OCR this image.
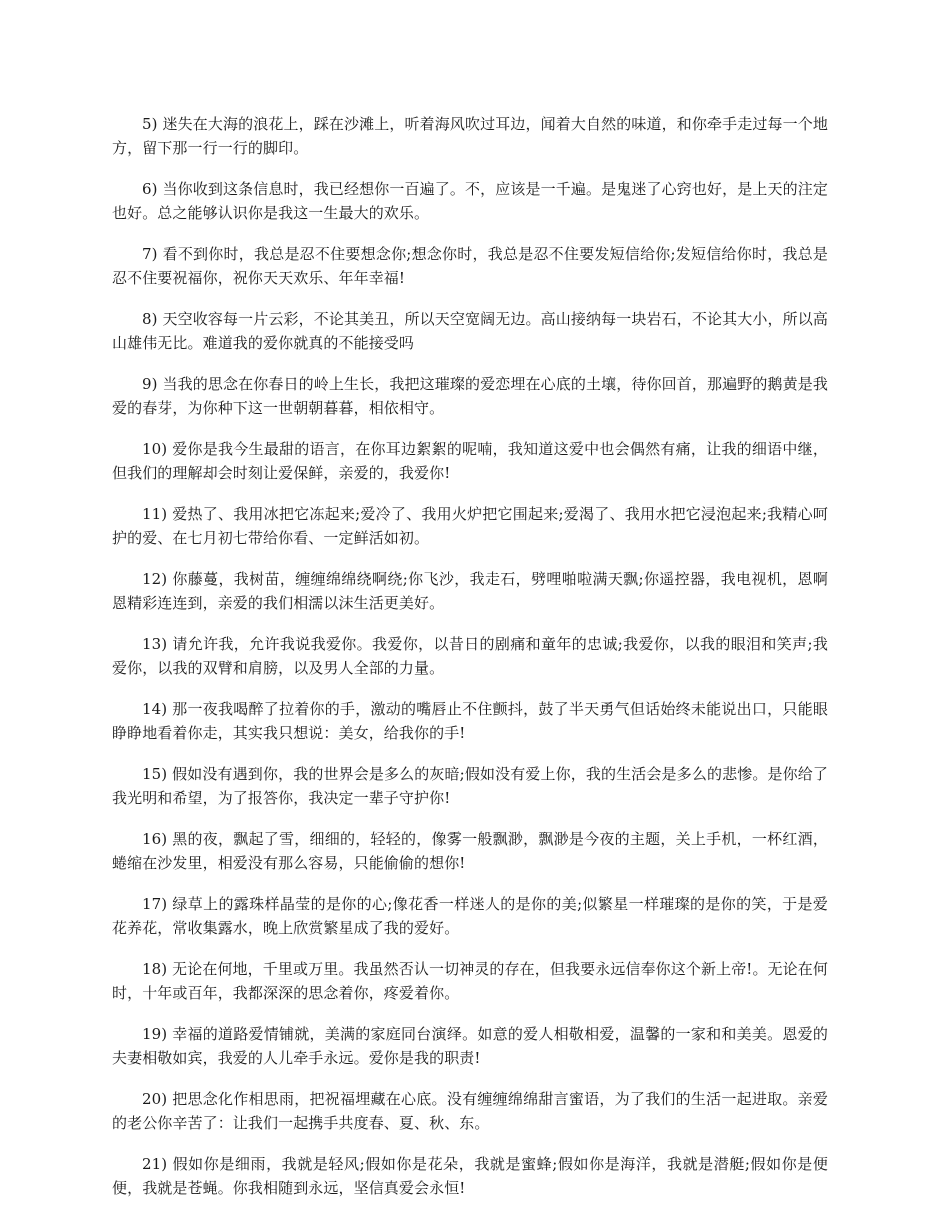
5) 迷失在大海的浪花上，踩在沙滩上，听着海风吹过耳边，闻着大自然的味道，和你牵手走过每一个地方，留下那一行一行的脚印。

6) 当你收到这条信息时，我已经想你一百遍了。不，应该是一千遍。是鬼迷了心窍也好，是上天的注定也好。总之能够认识你是我这一生最大的欢乐。

7) 看不到你时，我总是忍不住要想念你;想念你时，我总是忍不住要发短信给你;发短信给你时，我总是忍不住要祝福你，祝你天天欢乐、年年幸福!

8) 天空收容每一片云彩，不论其美丑，所以天空宽阔无边。高山接纳每一块岩石，不论其大小，所以高山雄伟无比。难道我的爱你就真的不能接受吗

9) 当我的思念在你春日的岭上生长，我把这璀璨的爱恋埋在心底的土壤，待你回首，那遍野的鹅黄是我爱的春芽，为你种下这一世朝朝暮暮，相依相守。

10) 爱你是我今生最甜的语言，在你耳边絮絮的呢喃，我知道这爱中也会偶然有痛，让我的细语中继，但我们的理解却会时刻让爱保鲜，亲爱的，我爱你!

11) 爱热了、我用冰把它冻起来;爱冷了、我用火炉把它围起来;爱渴了、我用水把它浸泡起来;我精心呵护的爱、在七月初七带给你看、一定鲜活如初。

12) 你藤蔓，我树苗，缠缠绵绵绕啊绕;你飞沙，我走石，劈哩啪啦满天飘;你遥控器，我电视机，恩啊恩精彩连连到，亲爱的我们相濡以沫生活更美好。

13) 请允许我，允许我说我爱你。我爱你，以昔日的剧痛和童年的忠诚;我爱你，以我的眼泪和笑声;我爱你，以我的双臂和肩膀，以及男人全部的力量。

14) 那一夜我喝醉了拉着你的手，激动的嘴唇止不住颤抖，鼓了半天勇气但话始终未能说出口，只能眼睁睁地看着你走，其实我只想说：美女，给我你的手!

15) 假如没有遇到你，我的世界会是多么的灰暗;假如没有爱上你，我的生活会是多么的悲惨。是你给了我光明和希望，为了报答你，我决定一辈子守护你!

16) 黑的夜，飘起了雪，细细的，轻轻的，像雾一般飘渺，飘渺是今夜的主题，关上手机，一杯红酒，蜷缩在沙发里，相爱没有那么容易，只能偷偷的想你!

17) 绿草上的露珠样晶莹的是你的心;像花香一样迷人的是你的美;似繁星一样璀璨的是你的笑，于是爱花养花，常收集露水，晚上欣赏繁星成了我的爱好。

18) 无论在何地，千里或万里。我虽然否认一切神灵的存在，但我要永远信奉你这个新上帝!。无论在何时，十年或百年，我都深深的思念着你，疼爱着你。

19) 幸福的道路爱情铺就，美满的家庭同台演绎。如意的爱人相敬相爱，温馨的一家和和美美。恩爱的夫妻相敬如宾，我爱的人儿牵手永远。爱你是我的职责!

20) 把思念化作相思雨，把祝福埋藏在心底。没有缠缠绵绵甜言蜜语，为了我们的生活一起进取。亲爱的老公你辛苦了：让我们一起携手共度春、夏、秋、东。

21) 假如你是细雨，我就是轻风;假如你是花朵，我就是蜜蜂;假如你是海洋，我就是潜艇;假如你是便便，我就是苍蝇。你我相随到永远，坚信真爱会永恒!
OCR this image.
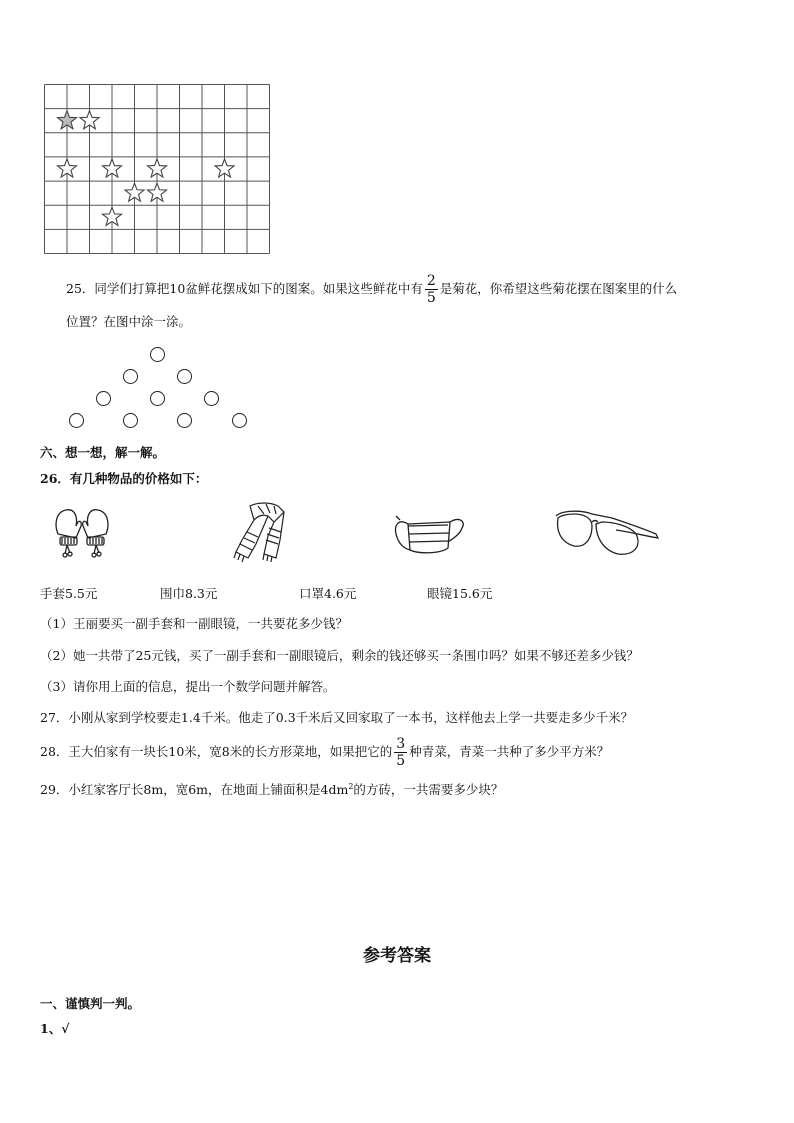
25．同学们打算把10盆鲜花摆成如下的图案。如果这些鲜花中有 $\frac{2}{5}$ 是菊花，你希望这些菊花摆在图案里的什么
位置？在图中涂一涂。
六、想一想，解一解。
26．有几种物品的价格如下：
手套5.5元	围巾8.3元	口罩4.6元	眼镜15.6元
（1）王丽要买一副手套和一副眼镜，一共要花多少钱？
（2）她一共带了25元钱，买了一副手套和一副眼镜后，剩余的钱还够买一条围巾吗？如果不够还差多少钱？
（3）请你用上面的信息，提出一个数学问题并解答。
27．小刚从家到学校要走1.4千米。他走了0.3千米后又回家取了一本书，这样他去上学一共要走多少千米？
28．王大伯家有一块长10米，宽8米的长方形菜地，如果把它的 $\frac{3}{5}$ 种青菜，青菜一共种了多少平方米？
29．小红家客厅长8m，宽6m，在地面上铺面积是$4dm^2$的方砖，一共需要多少块？
参考答案
一、谨慎判一判。
1、√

::::::::

§ **What is expected**:
Copy every line of the data exactly as written, excluding the pictures.

§ **Reply**:
OCR this image.
5) 迷失在大海的浪花上，踩在沙滩上，听着海风吹过耳边，闻着大自然的味道，和你牵手走过每一个地方，留下那一行一行的脚印。

6) 当你收到这条信息时，我已经想你一百遍了。不，应该是一千遍。是鬼迷了心窍也好，是上天的注定也好。总之能够认识你是我这一生最大的欢乐。

7) 看不到你时，我总是忍不住要想念你;想念你时，我总是忍不住要发短信给你;发短信给你时，我总是忍不住要祝福你，祝你天天欢乐、年年幸福!

8) 天空收容每一片云彩，不论其美丑，所以天空宽阔无边。高山接纳每一块岩石，不论其大小，所以高山雄伟无比。难道我的爱你就真的不能接受吗

9) 当我的思念在你春日的岭上生长，我把这璀璨的爱恋埋在心底的土壤，待你回首，那遍野的鹅黄是我爱的春芽，为你种下这一世朝朝暮暮，相依相守。

10) 爱你是我今生最甜的语言，在你耳边絮絮的呢喃，我知道这爱中也会偶然有痛，让我的细语中继，但我们的理解却会时刻让爱保鲜，亲爱的，我爱你!

11) 爱热了、我用冰把它冻起来;爱冷了、我用火炉把它围起来;爱渴了、我用水把它浸泡起来;我精心呵护的爱、在七月初七带给你看、一定鲜活如初。

12) 你藤蔓，我树苗，缠缠绵绵绕啊绕;你飞沙，我走石，劈哩啪啦满天飘;你遥控器，我电视机，恩啊恩精彩连连到，亲爱的我们相濡以沫生活更美好。

13) 请允许我，允许我说我爱你。我爱你，以昔日的剧痛和童年的忠诚;我爱你，以我的眼泪和笑声;我爱你，以我的双臂和肩膀，以及男人全部的力量。

14) 那一夜我喝醉了拉着你的手，激动的嘴唇止不住颤抖，鼓了半天勇气但话始终未能说出口，只能眼睁睁地看着你走，其实我只想说：美女，给我你的手!

15) 假如没有遇到你，我的世界会是多么的灰暗;假如没有爱上你，我的生活会是多么的悲惨。是你给了我光明和希望，为了报答你，我决定一辈子守护你!

16) 黑的夜，飘起了雪，细细的，轻轻的，像雾一般飘渺，飘渺是今夜的主题，关上手机，一杯红酒，蜷缩在沙发里，相爱没有那么容易，只能偷偷的想你!

17) 绿草上的露珠样晶莹的是你的心;像花香一样迷人的是你的美;似繁星一样璀璨的是你的笑，于是爱花养花，常收集露水，晚上欣赏繁星成了我的爱好。

18) 无论在何地，千里或万里。我虽然否认一切神灵的存在，但我要永远信奉你这个新上帝!。无论在何时，十年或百年，我都深深的思念着你，疼爱着你。

19) 幸福的道路爱情铺就，美满的家庭同台演绎。如意的爱人相敬相爱，温馨的一家和和美美。恩爱的夫妻相敬如宾，我爱的人儿牵手永远。爱你是我的职责!

20) 把思念化作相思雨，把祝福埋藏在心底。没有缠缠绵绵甜言蜜语，为了我们的生活一起进取。亲爱的老公你辛苦了：让我们一起携手共度春、夏、秋、东。

21) 假如你是细雨，我就是轻风;假如你是花朵，我就是蜜蜂;假如你是海洋，我就是潜艇;假如你是便便，我就是苍蝇。你我相随到永远，坚信真爱会永恒!
OCR this image.
25．同学们打算把10盆鲜花摆成如下的图案。如果这些鲜花中有 $\frac{2}{5}$ 是菊花，你希望这些菊花摆在图案里的什么
位置？在图中涂一涂。
六、想一想，解一解。
26．有几种物品的价格如下：
手套5.5元	围巾8.3元	口罩4.6元	眼镜15.6元
（1）王丽要买一副手套和一副眼镜，一共要花多少钱？
（2）她一共带了25元钱，买了一副手套和一副眼镜后，剩余的钱还够买一条围巾吗？如果不够还差多少钱？
（3）请你用上面的信息，提出一个数学问题并解答。
27．小刚从家到学校要走1.4千米。他走了0.3千米后又回家取了一本书，这样他去上学一共要走多少千米？
28．王大伯家有一块长10米，宽8米的长方形菜地，如果把它的 $\frac{3}{5}$ 种青菜，青菜一共种了多少平方米？
29．小红家客厅长8m，宽6m，在地面上铺面积是$4dm^2$的方砖，一共需要多少块？
参考答案
一、谨慎判一判。
1、√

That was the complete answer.